>> BEGIN Exercise inputs

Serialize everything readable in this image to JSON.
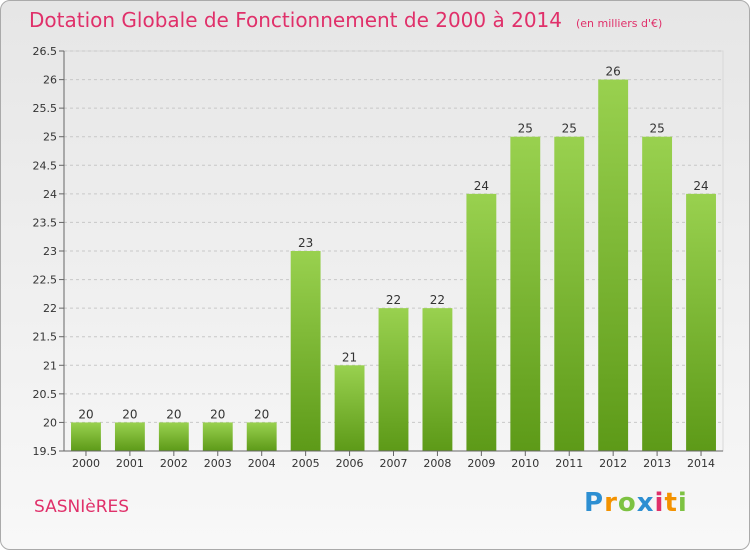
{
  "title": "Dotation Globale de Fonctionnement de 2000 à 2014",
  "subtitle": "(en milliers d'€)",
  "town": "SASNIèRES",
  "logo": {
    "letters": [
      "P",
      "r",
      "o",
      "x",
      "i",
      "t",
      "i"
    ],
    "colors": [
      "#2d8fd2",
      "#f39200",
      "#7dc242",
      "#2d8fd2",
      "#e0306a",
      "#f39200",
      "#7dc242"
    ]
  },
  "colors": {
    "bar_top": "#99d14f",
    "bar_bottom": "#5d9a18",
    "accent": "#e0306a"
  },
  "chart_data": {
    "type": "bar",
    "categories": [
      "2000",
      "2001",
      "2002",
      "2003",
      "2004",
      "2005",
      "2006",
      "2007",
      "2008",
      "2009",
      "2010",
      "2011",
      "2012",
      "2013",
      "2014"
    ],
    "values": [
      20,
      20,
      20,
      20,
      20,
      23,
      21,
      22,
      22,
      24,
      25,
      25,
      26,
      25,
      24
    ],
    "data_labels": [
      "20",
      "20",
      "20",
      "20",
      "20",
      "23",
      "21",
      "22",
      "22",
      "24",
      "25",
      "25",
      "26",
      "25",
      "24"
    ],
    "ylim": [
      19.5,
      26.5
    ],
    "yticks": [
      "19.5",
      "20",
      "20.5",
      "21",
      "21.5",
      "22",
      "22.5",
      "23",
      "23.5",
      "24",
      "24.5",
      "25",
      "25.5",
      "26",
      "26.5"
    ],
    "grid": true
  }
}
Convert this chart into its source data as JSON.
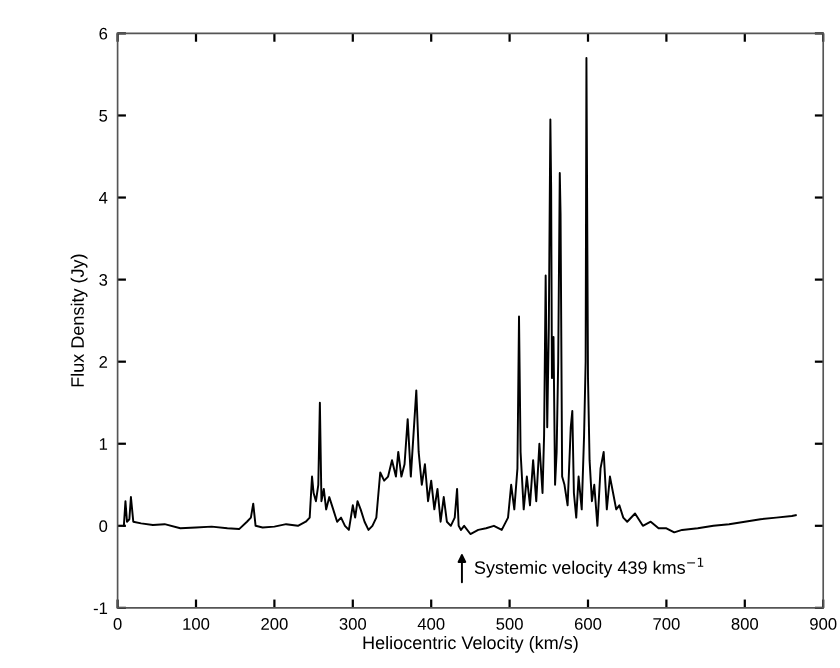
{
  "chart_data": {
    "type": "line",
    "xlabel": "Heliocentric Velocity (km/s)",
    "ylabel": "Flux Density (Jy)",
    "annotations": [
      "Systemic velocity 439 kms$^{−1}$"
    ],
    "series": [
      {
        "color": "#000000",
        "x": [
          8,
          10,
          12,
          15,
          17,
          20,
          30,
          45,
          60,
          80,
          100,
          120,
          140,
          155,
          165,
          170,
          173,
          176,
          185,
          200,
          215,
          230,
          240,
          245,
          248,
          250,
          253,
          256,
          258,
          260,
          263,
          266,
          270,
          275,
          280,
          285,
          290,
          295,
          300,
          303,
          306,
          310,
          315,
          320,
          325,
          330,
          335,
          340,
          345,
          350,
          355,
          358,
          362,
          366,
          370,
          374,
          378,
          381,
          384,
          388,
          392,
          396,
          400,
          404,
          408,
          412,
          416,
          420,
          425,
          430,
          433,
          435,
          438,
          442,
          450,
          460,
          470,
          480,
          490,
          498,
          502,
          506,
          510,
          512,
          514,
          518,
          522,
          526,
          530,
          534,
          538,
          542,
          544,
          546,
          548,
          550,
          552,
          553,
          554,
          556,
          558,
          560,
          562,
          564,
          565,
          567,
          570,
          574,
          578,
          580,
          582,
          585,
          588,
          592,
          595,
          597,
          598,
          600,
          602,
          605,
          608,
          612,
          616,
          620,
          624,
          628,
          632,
          636,
          640,
          645,
          650,
          660,
          670,
          680,
          690,
          700,
          710,
          720,
          740,
          760,
          780,
          800,
          820,
          840,
          860,
          865
        ],
        "values": [
          0.0,
          0.3,
          0.05,
          0.08,
          0.35,
          0.05,
          0.03,
          0.01,
          0.02,
          -0.03,
          -0.02,
          -0.01,
          -0.03,
          -0.04,
          0.05,
          0.1,
          0.27,
          0.0,
          -0.02,
          -0.01,
          0.02,
          0.0,
          0.05,
          0.1,
          0.6,
          0.4,
          0.3,
          0.5,
          1.5,
          0.3,
          0.45,
          0.2,
          0.35,
          0.2,
          0.05,
          0.1,
          0.0,
          -0.05,
          0.25,
          0.1,
          0.3,
          0.2,
          0.05,
          -0.05,
          0.0,
          0.1,
          0.65,
          0.55,
          0.6,
          0.8,
          0.6,
          0.9,
          0.6,
          0.75,
          1.3,
          0.6,
          1.2,
          1.65,
          0.9,
          0.5,
          0.75,
          0.3,
          0.55,
          0.2,
          0.45,
          0.05,
          0.35,
          0.05,
          0.0,
          0.1,
          0.45,
          0.0,
          -0.05,
          0.0,
          -0.1,
          -0.05,
          -0.03,
          0.0,
          -0.05,
          0.1,
          0.5,
          0.2,
          0.7,
          2.55,
          0.9,
          0.2,
          0.6,
          0.25,
          0.8,
          0.3,
          1.0,
          0.4,
          1.1,
          3.05,
          1.2,
          2.4,
          4.95,
          4.1,
          1.8,
          2.3,
          0.5,
          0.9,
          2.0,
          4.3,
          3.8,
          0.6,
          0.5,
          0.25,
          1.2,
          1.4,
          0.4,
          0.1,
          0.6,
          0.2,
          1.1,
          2.0,
          5.7,
          1.8,
          0.8,
          0.3,
          0.5,
          0.0,
          0.7,
          0.9,
          0.2,
          0.6,
          0.4,
          0.2,
          0.25,
          0.1,
          0.05,
          0.15,
          0.0,
          0.05,
          -0.03,
          -0.03,
          -0.08,
          -0.05,
          -0.03,
          0.0,
          0.02,
          0.05,
          0.08,
          0.1,
          0.12,
          0.13
        ]
      }
    ],
    "xlim": [
      0,
      900
    ],
    "ylim": [
      -1,
      6
    ],
    "xticks": [
      0,
      100,
      200,
      300,
      400,
      500,
      600,
      700,
      800,
      900
    ],
    "yticks": [
      -1,
      0,
      1,
      2,
      3,
      4,
      5,
      6
    ],
    "grid": false,
    "legend": false,
    "marker": "none",
    "line_style": "solid"
  }
}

>> END Exercise inputs

- _What to produce_
Leave out the pictures and copy the rest of the material above exactly.

- _Answer to this task_
Serialize everything readable in this image to JSON.
{
  "title": "Dotation Globale de Fonctionnement de 2000 à 2014",
  "subtitle": "(en milliers d'€)",
  "town": "SASNIèRES",
  "logo": {
    "letters": [
      "P",
      "r",
      "o",
      "x",
      "i",
      "t",
      "i"
    ],
    "colors": [
      "#2d8fd2",
      "#f39200",
      "#7dc242",
      "#2d8fd2",
      "#e0306a",
      "#f39200",
      "#7dc242"
    ]
  },
  "colors": {
    "bar_top": "#99d14f",
    "bar_bottom": "#5d9a18",
    "accent": "#e0306a"
  },
  "chart_data": {
    "type": "bar",
    "categories": [
      "2000",
      "2001",
      "2002",
      "2003",
      "2004",
      "2005",
      "2006",
      "2007",
      "2008",
      "2009",
      "2010",
      "2011",
      "2012",
      "2013",
      "2014"
    ],
    "values": [
      20,
      20,
      20,
      20,
      20,
      23,
      21,
      22,
      22,
      24,
      25,
      25,
      26,
      25,
      24
    ],
    "data_labels": [
      "20",
      "20",
      "20",
      "20",
      "20",
      "23",
      "21",
      "22",
      "22",
      "24",
      "25",
      "25",
      "26",
      "25",
      "24"
    ],
    "ylim": [
      19.5,
      26.5
    ],
    "yticks": [
      "19.5",
      "20",
      "20.5",
      "21",
      "21.5",
      "22",
      "22.5",
      "23",
      "23.5",
      "24",
      "24.5",
      "25",
      "25.5",
      "26",
      "26.5"
    ],
    "grid": true
  }
}
Convert this chart into its source data as JSON.
{
  "chart_data": {
    "type": "line",
    "xlabel": "Heliocentric Velocity (km/s)",
    "ylabel": "Flux Density (Jy)",
    "annotations": [
      "Systemic velocity 439 kms$^{−1}$"
    ],
    "series": [
      {
        "color": "#000000",
        "x": [
          8,
          10,
          12,
          15,
          17,
          20,
          30,
          45,
          60,
          80,
          100,
          120,
          140,
          155,
          165,
          170,
          173,
          176,
          185,
          200,
          215,
          230,
          240,
          245,
          248,
          250,
          253,
          256,
          258,
          260,
          263,
          266,
          270,
          275,
          280,
          285,
          290,
          295,
          300,
          303,
          306,
          310,
          315,
          320,
          325,
          330,
          335,
          340,
          345,
          350,
          355,
          358,
          362,
          366,
          370,
          374,
          378,
          381,
          384,
          388,
          392,
          396,
          400,
          404,
          408,
          412,
          416,
          420,
          425,
          430,
          433,
          435,
          438,
          442,
          450,
          460,
          470,
          480,
          490,
          498,
          502,
          506,
          510,
          512,
          514,
          518,
          522,
          526,
          530,
          534,
          538,
          542,
          544,
          546,
          548,
          550,
          552,
          553,
          554,
          556,
          558,
          560,
          562,
          564,
          565,
          567,
          570,
          574,
          578,
          580,
          582,
          585,
          588,
          592,
          595,
          597,
          598,
          600,
          602,
          605,
          608,
          612,
          616,
          620,
          624,
          628,
          632,
          636,
          640,
          645,
          650,
          660,
          670,
          680,
          690,
          700,
          710,
          720,
          740,
          760,
          780,
          800,
          820,
          840,
          860,
          865
        ],
        "values": [
          0.0,
          0.3,
          0.05,
          0.08,
          0.35,
          0.05,
          0.03,
          0.01,
          0.02,
          -0.03,
          -0.02,
          -0.01,
          -0.03,
          -0.04,
          0.05,
          0.1,
          0.27,
          0.0,
          -0.02,
          -0.01,
          0.02,
          0.0,
          0.05,
          0.1,
          0.6,
          0.4,
          0.3,
          0.5,
          1.5,
          0.3,
          0.45,
          0.2,
          0.35,
          0.2,
          0.05,
          0.1,
          0.0,
          -0.05,
          0.25,
          0.1,
          0.3,
          0.2,
          0.05,
          -0.05,
          0.0,
          0.1,
          0.65,
          0.55,
          0.6,
          0.8,
          0.6,
          0.9,
          0.6,
          0.75,
          1.3,
          0.6,
          1.2,
          1.65,
          0.9,
          0.5,
          0.75,
          0.3,
          0.55,
          0.2,
          0.45,
          0.05,
          0.35,
          0.05,
          0.0,
          0.1,
          0.45,
          0.0,
          -0.05,
          0.0,
          -0.1,
          -0.05,
          -0.03,
          0.0,
          -0.05,
          0.1,
          0.5,
          0.2,
          0.7,
          2.55,
          0.9,
          0.2,
          0.6,
          0.25,
          0.8,
          0.3,
          1.0,
          0.4,
          1.1,
          3.05,
          1.2,
          2.4,
          4.95,
          4.1,
          1.8,
          2.3,
          0.5,
          0.9,
          2.0,
          4.3,
          3.8,
          0.6,
          0.5,
          0.25,
          1.2,
          1.4,
          0.4,
          0.1,
          0.6,
          0.2,
          1.1,
          2.0,
          5.7,
          1.8,
          0.8,
          0.3,
          0.5,
          0.0,
          0.7,
          0.9,
          0.2,
          0.6,
          0.4,
          0.2,
          0.25,
          0.1,
          0.05,
          0.15,
          0.0,
          0.05,
          -0.03,
          -0.03,
          -0.08,
          -0.05,
          -0.03,
          0.0,
          0.02,
          0.05,
          0.08,
          0.1,
          0.12,
          0.13
        ]
      }
    ],
    "xlim": [
      0,
      900
    ],
    "ylim": [
      -1,
      6
    ],
    "xticks": [
      0,
      100,
      200,
      300,
      400,
      500,
      600,
      700,
      800,
      900
    ],
    "yticks": [
      -1,
      0,
      1,
      2,
      3,
      4,
      5,
      6
    ],
    "grid": false,
    "legend": false,
    "marker": "none",
    "line_style": "solid"
  }
}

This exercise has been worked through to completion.